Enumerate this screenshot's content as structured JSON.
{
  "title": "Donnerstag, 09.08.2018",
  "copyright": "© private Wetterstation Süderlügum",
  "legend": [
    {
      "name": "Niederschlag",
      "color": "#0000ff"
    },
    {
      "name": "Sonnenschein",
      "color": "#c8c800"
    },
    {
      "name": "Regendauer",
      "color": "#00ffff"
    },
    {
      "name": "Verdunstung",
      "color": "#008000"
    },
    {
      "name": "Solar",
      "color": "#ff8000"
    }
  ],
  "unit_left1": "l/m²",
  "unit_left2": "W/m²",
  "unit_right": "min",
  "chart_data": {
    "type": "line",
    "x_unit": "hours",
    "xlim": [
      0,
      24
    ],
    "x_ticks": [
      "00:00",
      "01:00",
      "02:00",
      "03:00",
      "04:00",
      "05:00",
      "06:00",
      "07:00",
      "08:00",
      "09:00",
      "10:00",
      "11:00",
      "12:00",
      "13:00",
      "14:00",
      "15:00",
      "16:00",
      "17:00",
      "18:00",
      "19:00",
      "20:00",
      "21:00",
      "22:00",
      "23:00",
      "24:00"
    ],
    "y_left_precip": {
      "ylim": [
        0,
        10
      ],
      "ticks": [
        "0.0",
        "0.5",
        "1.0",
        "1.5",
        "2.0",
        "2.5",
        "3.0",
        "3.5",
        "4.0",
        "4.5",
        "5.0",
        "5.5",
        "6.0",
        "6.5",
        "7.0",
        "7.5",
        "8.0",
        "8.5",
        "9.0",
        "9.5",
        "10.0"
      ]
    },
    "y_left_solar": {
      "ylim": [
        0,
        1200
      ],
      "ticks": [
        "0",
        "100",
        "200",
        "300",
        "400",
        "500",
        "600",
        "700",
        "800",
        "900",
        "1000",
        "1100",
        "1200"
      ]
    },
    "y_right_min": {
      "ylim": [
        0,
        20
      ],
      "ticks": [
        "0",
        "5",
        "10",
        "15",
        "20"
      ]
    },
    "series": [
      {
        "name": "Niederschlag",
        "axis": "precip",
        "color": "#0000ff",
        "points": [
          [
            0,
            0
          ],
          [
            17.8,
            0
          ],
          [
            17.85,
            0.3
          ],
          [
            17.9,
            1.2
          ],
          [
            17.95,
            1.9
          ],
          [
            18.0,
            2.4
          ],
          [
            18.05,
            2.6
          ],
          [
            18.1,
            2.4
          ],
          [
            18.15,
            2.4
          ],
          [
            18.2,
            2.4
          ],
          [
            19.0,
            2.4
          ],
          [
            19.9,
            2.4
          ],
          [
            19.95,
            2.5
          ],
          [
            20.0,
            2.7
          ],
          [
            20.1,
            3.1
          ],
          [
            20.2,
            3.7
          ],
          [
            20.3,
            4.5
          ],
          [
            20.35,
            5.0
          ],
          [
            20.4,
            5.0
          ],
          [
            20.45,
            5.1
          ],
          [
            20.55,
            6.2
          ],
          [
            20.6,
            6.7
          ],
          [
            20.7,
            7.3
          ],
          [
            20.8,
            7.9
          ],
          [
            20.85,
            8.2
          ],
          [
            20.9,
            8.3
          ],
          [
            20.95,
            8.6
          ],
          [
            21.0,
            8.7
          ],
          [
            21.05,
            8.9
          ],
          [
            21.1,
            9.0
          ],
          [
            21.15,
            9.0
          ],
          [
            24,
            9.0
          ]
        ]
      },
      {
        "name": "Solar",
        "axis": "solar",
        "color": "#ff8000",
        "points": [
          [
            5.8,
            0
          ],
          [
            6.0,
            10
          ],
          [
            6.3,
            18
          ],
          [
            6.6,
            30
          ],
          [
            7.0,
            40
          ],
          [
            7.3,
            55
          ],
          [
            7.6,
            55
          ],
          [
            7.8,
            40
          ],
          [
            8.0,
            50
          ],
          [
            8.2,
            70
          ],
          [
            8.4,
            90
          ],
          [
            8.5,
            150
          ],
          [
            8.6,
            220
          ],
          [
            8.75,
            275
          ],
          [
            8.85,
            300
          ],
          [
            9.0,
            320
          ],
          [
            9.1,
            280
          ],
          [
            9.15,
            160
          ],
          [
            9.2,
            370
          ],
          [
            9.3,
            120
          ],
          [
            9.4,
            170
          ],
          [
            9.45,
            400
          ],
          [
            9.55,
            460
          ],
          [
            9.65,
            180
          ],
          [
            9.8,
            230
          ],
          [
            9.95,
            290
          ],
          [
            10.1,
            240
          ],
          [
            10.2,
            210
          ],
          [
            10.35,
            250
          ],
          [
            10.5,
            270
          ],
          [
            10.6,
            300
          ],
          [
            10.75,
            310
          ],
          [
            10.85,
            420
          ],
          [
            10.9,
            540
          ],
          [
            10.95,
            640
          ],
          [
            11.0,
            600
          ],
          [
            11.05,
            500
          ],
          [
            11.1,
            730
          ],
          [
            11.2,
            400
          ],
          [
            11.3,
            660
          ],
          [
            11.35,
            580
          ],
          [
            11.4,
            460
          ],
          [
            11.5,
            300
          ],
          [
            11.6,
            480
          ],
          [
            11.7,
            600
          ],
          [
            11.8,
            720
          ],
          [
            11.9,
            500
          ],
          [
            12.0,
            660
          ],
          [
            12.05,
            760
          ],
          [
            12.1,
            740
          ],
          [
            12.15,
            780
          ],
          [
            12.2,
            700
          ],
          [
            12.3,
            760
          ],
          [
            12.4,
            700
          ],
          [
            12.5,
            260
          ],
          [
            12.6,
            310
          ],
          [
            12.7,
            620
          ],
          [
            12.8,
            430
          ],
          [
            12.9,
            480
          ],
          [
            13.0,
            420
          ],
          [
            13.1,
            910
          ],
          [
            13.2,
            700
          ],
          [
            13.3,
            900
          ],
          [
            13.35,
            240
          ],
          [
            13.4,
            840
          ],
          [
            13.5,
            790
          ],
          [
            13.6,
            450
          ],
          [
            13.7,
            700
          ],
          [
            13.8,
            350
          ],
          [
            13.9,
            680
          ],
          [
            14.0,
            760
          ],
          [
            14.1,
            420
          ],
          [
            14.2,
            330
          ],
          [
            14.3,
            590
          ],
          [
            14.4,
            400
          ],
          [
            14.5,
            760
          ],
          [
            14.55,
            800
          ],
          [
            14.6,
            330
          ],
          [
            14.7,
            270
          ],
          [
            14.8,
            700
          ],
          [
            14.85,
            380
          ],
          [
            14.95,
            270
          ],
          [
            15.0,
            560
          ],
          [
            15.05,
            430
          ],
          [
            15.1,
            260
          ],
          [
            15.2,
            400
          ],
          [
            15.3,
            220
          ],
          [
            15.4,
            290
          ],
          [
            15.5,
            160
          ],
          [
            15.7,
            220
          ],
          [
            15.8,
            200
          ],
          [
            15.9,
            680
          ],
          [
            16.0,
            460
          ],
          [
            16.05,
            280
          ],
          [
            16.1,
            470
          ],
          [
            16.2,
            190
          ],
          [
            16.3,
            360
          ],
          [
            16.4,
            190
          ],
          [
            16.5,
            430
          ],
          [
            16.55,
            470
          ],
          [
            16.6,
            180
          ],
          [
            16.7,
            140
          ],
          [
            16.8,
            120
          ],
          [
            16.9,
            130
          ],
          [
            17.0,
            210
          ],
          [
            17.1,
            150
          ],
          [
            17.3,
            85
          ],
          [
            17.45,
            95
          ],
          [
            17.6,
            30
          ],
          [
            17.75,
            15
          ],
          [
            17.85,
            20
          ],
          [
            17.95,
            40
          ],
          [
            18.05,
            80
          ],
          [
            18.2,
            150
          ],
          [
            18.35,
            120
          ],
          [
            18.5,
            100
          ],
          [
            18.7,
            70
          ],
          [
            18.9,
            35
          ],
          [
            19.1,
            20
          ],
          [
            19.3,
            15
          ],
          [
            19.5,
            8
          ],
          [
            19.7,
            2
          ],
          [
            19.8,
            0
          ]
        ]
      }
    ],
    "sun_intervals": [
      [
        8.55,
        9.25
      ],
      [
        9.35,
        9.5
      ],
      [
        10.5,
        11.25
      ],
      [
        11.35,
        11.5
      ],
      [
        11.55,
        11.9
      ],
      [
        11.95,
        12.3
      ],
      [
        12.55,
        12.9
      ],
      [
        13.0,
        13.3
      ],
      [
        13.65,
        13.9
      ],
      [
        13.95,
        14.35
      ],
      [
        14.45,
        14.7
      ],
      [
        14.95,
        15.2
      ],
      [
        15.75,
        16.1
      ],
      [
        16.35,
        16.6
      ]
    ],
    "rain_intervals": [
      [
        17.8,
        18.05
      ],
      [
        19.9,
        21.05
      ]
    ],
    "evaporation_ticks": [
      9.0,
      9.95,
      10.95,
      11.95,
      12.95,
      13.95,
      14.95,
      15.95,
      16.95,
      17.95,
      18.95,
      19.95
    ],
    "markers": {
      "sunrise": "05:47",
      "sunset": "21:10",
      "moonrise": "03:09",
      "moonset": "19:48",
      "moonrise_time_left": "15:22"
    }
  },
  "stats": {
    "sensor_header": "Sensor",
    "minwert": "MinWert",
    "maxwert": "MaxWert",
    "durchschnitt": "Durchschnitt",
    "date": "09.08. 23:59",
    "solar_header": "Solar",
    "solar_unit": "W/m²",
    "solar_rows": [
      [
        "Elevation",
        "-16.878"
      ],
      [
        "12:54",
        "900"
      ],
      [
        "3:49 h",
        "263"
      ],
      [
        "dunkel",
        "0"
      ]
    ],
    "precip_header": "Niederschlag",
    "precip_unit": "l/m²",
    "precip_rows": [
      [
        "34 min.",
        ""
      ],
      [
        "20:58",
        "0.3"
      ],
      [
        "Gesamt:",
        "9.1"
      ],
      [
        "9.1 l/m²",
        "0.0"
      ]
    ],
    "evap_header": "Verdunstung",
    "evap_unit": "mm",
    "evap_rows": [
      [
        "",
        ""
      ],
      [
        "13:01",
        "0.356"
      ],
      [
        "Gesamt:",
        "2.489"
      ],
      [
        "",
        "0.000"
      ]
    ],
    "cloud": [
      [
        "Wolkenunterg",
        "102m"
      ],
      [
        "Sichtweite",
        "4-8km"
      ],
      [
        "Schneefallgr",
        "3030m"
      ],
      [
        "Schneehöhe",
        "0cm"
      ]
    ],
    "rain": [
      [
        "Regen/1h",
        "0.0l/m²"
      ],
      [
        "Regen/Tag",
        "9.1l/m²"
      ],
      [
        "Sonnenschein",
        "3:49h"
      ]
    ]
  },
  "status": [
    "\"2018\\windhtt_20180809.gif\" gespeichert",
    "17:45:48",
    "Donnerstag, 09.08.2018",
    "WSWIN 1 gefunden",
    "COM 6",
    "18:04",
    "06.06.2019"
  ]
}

·····

**Exercise aim**
Identify and copy lines that hold the string "name".

**Right answer**
      "name": "Niederschlag",
      "name": "Sonnenschein",
      "name": "Regendauer",
      "name": "Verdunstung",
      "name": "Solar",
        "name": "Niederschlag",
        "name": "Solar",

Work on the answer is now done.